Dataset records
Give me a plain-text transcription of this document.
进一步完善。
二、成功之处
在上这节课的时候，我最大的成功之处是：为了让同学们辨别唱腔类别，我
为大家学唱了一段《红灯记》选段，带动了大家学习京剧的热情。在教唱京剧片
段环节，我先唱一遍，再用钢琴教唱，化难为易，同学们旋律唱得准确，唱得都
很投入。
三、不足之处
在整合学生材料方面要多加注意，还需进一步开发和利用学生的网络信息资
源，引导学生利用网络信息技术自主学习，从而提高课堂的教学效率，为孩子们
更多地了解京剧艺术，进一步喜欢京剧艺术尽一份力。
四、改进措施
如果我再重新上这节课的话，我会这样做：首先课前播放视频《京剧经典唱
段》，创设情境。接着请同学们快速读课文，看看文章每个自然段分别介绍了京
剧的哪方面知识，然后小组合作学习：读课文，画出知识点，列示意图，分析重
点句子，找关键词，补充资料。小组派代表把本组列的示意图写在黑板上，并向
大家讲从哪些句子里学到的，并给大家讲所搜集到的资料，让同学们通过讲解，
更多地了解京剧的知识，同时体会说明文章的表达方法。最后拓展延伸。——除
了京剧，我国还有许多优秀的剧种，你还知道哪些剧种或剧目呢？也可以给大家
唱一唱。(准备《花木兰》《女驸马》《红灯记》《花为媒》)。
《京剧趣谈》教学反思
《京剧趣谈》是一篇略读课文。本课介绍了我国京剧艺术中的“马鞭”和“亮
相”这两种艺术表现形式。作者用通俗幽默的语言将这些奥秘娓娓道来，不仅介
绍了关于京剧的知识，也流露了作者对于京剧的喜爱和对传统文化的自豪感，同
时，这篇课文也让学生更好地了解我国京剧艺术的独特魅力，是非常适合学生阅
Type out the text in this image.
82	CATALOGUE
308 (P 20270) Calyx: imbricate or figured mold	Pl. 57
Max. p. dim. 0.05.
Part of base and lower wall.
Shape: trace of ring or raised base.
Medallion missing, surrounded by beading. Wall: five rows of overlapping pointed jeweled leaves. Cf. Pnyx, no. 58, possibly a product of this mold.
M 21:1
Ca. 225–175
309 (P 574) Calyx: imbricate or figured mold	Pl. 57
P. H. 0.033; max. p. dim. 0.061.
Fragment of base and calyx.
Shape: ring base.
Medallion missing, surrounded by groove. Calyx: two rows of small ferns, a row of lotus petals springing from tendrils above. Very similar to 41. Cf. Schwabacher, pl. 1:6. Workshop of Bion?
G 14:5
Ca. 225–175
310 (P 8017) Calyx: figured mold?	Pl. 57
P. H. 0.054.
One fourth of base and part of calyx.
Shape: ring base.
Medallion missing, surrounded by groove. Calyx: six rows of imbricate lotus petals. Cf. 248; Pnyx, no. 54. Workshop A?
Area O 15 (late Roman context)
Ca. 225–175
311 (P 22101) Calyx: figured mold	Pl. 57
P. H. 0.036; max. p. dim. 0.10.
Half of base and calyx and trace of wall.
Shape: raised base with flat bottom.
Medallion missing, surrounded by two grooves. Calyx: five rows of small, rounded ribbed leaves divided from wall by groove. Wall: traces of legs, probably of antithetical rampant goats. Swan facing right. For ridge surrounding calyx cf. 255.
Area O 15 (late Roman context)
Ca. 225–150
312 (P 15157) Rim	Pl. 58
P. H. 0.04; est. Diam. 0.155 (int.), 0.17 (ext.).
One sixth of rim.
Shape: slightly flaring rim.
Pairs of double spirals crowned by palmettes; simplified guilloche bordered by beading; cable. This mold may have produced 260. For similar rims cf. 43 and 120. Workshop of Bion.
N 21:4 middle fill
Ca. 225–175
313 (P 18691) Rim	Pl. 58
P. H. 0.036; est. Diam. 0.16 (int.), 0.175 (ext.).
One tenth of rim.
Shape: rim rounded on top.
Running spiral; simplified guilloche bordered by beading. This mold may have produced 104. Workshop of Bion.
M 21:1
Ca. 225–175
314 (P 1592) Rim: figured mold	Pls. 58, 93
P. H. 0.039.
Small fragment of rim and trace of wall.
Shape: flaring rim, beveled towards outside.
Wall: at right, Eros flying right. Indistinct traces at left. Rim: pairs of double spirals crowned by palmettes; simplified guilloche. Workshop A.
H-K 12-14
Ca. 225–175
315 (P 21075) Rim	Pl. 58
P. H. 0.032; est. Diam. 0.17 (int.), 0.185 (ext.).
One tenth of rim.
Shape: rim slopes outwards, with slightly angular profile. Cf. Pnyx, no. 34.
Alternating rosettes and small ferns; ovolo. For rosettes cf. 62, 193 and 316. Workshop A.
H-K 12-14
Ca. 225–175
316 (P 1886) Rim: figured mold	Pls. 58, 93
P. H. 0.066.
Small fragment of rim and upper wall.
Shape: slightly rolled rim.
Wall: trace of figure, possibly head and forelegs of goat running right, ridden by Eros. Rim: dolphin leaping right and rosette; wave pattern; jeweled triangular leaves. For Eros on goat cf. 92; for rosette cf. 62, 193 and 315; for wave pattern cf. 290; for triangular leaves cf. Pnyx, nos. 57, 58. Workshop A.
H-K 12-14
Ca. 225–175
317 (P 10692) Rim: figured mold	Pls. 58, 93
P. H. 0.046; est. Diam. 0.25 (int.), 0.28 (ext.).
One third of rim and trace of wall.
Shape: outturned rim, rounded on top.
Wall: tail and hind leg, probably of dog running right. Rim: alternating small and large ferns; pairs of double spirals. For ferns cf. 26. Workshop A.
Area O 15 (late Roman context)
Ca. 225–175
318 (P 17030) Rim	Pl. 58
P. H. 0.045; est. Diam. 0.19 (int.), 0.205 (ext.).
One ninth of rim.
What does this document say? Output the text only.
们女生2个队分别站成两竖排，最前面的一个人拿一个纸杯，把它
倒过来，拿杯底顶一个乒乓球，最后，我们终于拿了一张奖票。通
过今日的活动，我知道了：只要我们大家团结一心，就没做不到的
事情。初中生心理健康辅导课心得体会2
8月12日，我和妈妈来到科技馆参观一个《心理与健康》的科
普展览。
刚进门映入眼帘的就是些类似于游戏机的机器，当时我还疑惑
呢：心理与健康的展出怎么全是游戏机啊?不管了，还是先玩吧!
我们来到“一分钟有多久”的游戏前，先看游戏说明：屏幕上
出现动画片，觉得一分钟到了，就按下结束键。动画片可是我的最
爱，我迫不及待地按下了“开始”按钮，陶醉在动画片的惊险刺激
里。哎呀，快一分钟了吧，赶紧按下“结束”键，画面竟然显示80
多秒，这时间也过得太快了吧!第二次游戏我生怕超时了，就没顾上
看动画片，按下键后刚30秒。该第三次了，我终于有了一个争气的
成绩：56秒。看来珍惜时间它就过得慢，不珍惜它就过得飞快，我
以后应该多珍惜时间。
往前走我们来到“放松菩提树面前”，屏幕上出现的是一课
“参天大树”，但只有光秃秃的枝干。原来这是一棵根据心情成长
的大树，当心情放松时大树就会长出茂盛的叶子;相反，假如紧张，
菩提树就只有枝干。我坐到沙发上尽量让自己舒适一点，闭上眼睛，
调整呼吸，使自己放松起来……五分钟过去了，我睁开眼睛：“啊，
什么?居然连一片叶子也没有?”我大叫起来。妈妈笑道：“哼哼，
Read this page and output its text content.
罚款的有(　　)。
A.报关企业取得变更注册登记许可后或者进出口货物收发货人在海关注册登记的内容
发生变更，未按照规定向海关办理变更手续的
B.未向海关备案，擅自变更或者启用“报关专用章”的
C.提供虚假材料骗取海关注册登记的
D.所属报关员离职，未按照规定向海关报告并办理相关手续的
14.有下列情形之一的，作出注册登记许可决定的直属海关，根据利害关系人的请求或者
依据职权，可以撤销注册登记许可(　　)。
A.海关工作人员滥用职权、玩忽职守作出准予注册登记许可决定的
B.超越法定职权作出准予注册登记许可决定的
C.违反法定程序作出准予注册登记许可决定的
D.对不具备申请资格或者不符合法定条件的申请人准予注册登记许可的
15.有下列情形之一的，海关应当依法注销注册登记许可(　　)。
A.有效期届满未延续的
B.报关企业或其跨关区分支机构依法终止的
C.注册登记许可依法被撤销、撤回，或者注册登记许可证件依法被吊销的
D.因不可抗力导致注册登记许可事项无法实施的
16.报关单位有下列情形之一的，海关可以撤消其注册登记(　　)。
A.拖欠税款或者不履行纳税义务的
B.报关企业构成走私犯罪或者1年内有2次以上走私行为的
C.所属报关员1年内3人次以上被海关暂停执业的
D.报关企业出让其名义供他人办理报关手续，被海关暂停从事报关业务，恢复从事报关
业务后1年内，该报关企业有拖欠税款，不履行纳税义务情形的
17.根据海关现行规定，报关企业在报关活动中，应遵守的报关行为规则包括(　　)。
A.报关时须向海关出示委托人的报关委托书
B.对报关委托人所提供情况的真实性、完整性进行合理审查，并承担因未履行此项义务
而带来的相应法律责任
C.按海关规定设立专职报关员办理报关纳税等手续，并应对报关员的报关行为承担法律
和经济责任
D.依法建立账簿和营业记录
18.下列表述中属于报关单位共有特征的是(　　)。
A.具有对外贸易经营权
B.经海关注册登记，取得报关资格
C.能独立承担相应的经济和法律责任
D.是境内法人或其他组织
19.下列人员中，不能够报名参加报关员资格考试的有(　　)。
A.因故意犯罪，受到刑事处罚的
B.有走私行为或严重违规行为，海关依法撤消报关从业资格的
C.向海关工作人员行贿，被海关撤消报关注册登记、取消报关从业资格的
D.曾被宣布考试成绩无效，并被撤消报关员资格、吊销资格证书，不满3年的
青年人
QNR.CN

YOUR TASK :: Report how many lines in the listing above include the word "Medallion". Give nothing but the number.

EXERCISE OUTPUT :: 4